## [DATASET CONTENT]
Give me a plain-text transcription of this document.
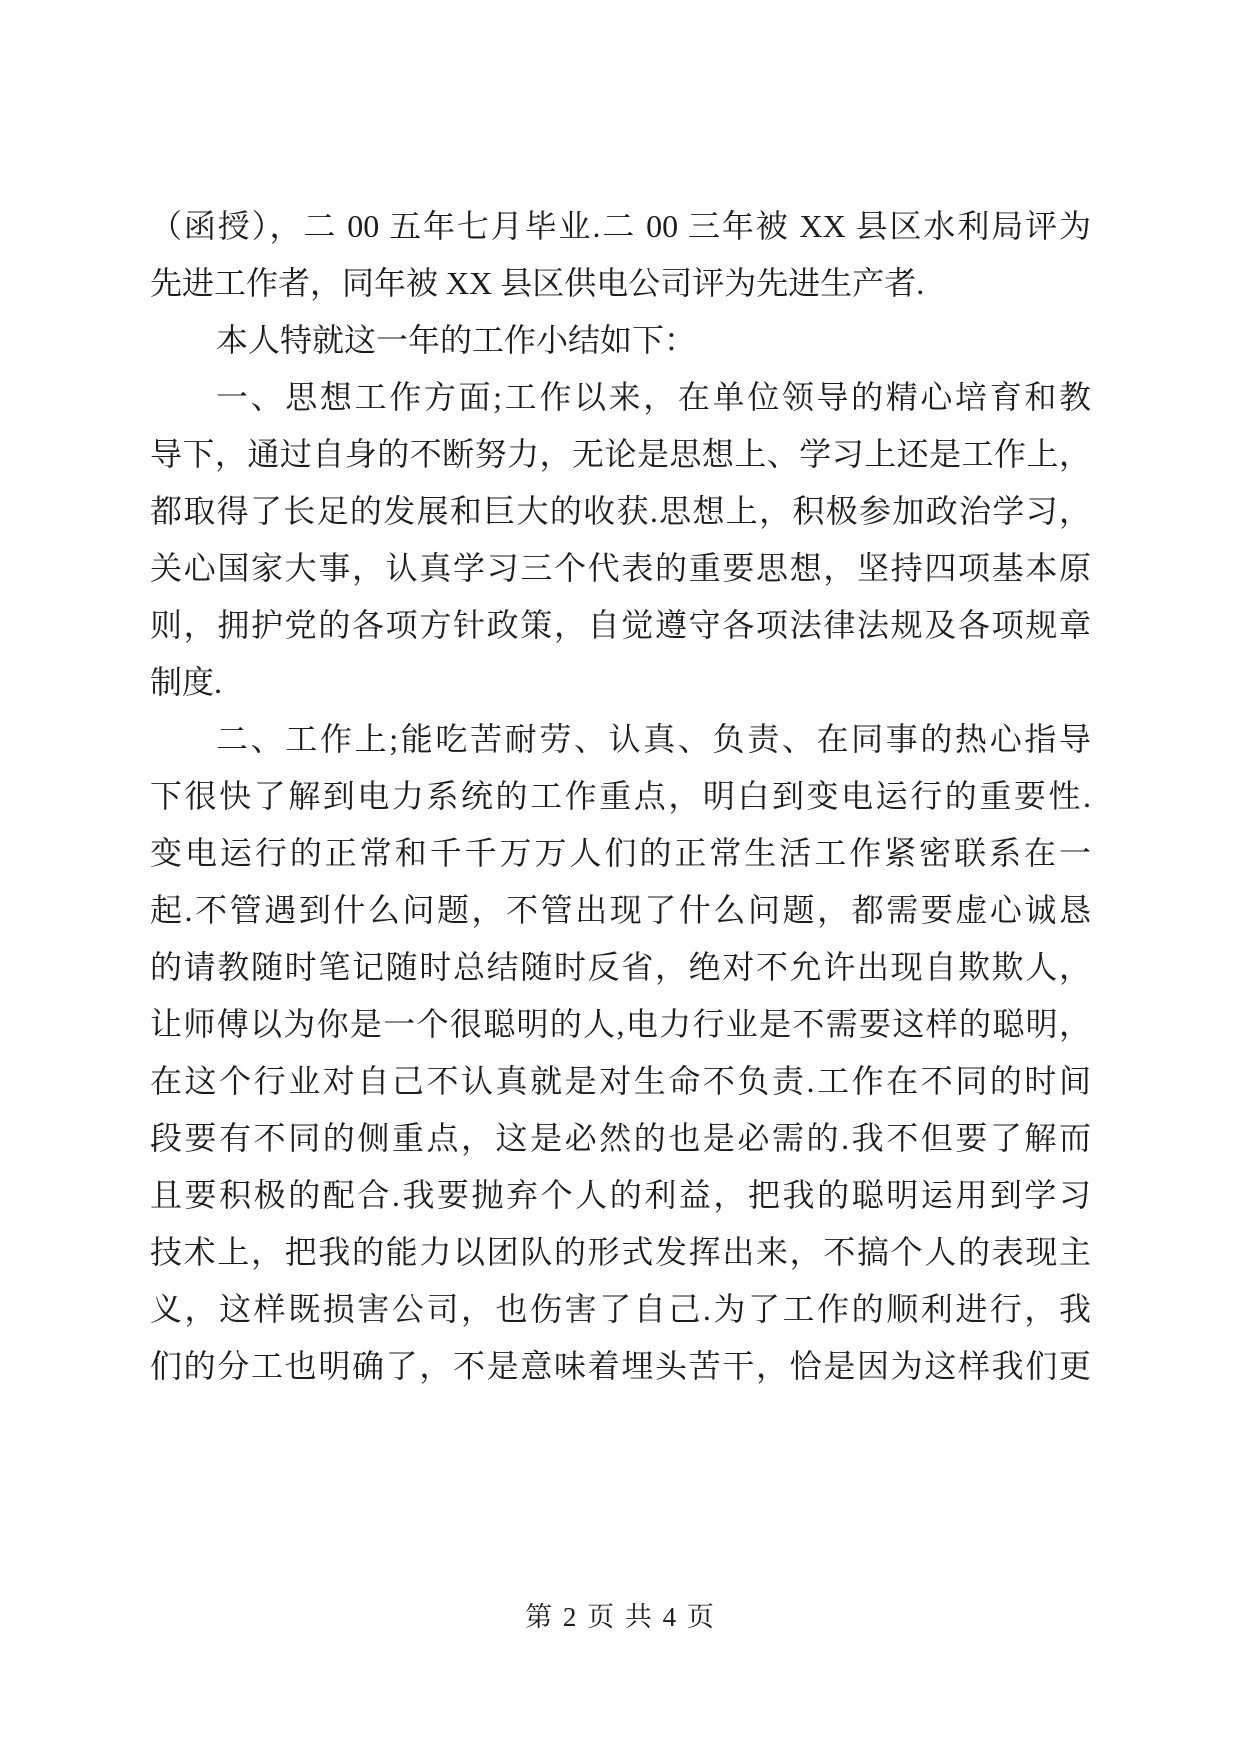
（函授），二 00 五年七月毕业.二 00 三年被 XX 县区水利局评为
先进工作者，同年被 XX 县区供电公司评为先进生产者.
本人特就这一年的工作小结如下：
一、思想工作方面;工作以来，在单位领导的精心培育和教
导下，通过自身的不断努力，无论是思想上、学习上还是工作上，
都取得了长足的发展和巨大的收获.思想上，积极参加政治学习，
关心国家大事，认真学习三个代表的重要思想，坚持四项基本原
则，拥护党的各项方针政策，自觉遵守各项法律法规及各项规章
制度.
二、工作上;能吃苦耐劳、认真、负责、在同事的热心指导
下很快了解到电力系统的工作重点，明白到变电运行的重要性.
变电运行的正常和千千万万人们的正常生活工作紧密联系在一
起.不管遇到什么问题，不管出现了什么问题，都需要虚心诚恳
的请教随时笔记随时总结随时反省，绝对不允许出现自欺欺人，
让师傅以为你是一个很聪明的人,电力行业是不需要这样的聪明，
在这个行业对自己不认真就是对生命不负责.工作在不同的时间
段要有不同的侧重点，这是必然的也是必需的.我不但要了解而
且要积极的配合.我要抛弃个人的利益，把我的聪明运用到学习
技术上，把我的能力以团队的形式发挥出来，不搞个人的表现主
义，这样既损害公司，也伤害了自己.为了工作的顺利进行，我
们的分工也明确了，不是意味着埋头苦干，恰是因为这样我们更
第 2 页 共 4 页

## [SET PROBLEM]
Your copy of the data should match it exactly, except that pictures are left out.

## [RESULT BELOW]
Give me a plain-text transcription of this document.
（函授），二 00 五年七月毕业.二 00 三年被 XX 县区水利局评为
先进工作者，同年被 XX 县区供电公司评为先进生产者.
本人特就这一年的工作小结如下：
一、思想工作方面;工作以来，在单位领导的精心培育和教
导下，通过自身的不断努力，无论是思想上、学习上还是工作上，
都取得了长足的发展和巨大的收获.思想上，积极参加政治学习，
关心国家大事，认真学习三个代表的重要思想，坚持四项基本原
则，拥护党的各项方针政策，自觉遵守各项法律法规及各项规章
制度.
二、工作上;能吃苦耐劳、认真、负责、在同事的热心指导
下很快了解到电力系统的工作重点，明白到变电运行的重要性.
变电运行的正常和千千万万人们的正常生活工作紧密联系在一
起.不管遇到什么问题，不管出现了什么问题，都需要虚心诚恳
的请教随时笔记随时总结随时反省，绝对不允许出现自欺欺人，
让师傅以为你是一个很聪明的人,电力行业是不需要这样的聪明，
在这个行业对自己不认真就是对生命不负责.工作在不同的时间
段要有不同的侧重点，这是必然的也是必需的.我不但要了解而
且要积极的配合.我要抛弃个人的利益，把我的聪明运用到学习
技术上，把我的能力以团队的形式发挥出来，不搞个人的表现主
义，这样既损害公司，也伤害了自己.为了工作的顺利进行，我
们的分工也明确了，不是意味着埋头苦干，恰是因为这样我们更
第 2 页 共 4 页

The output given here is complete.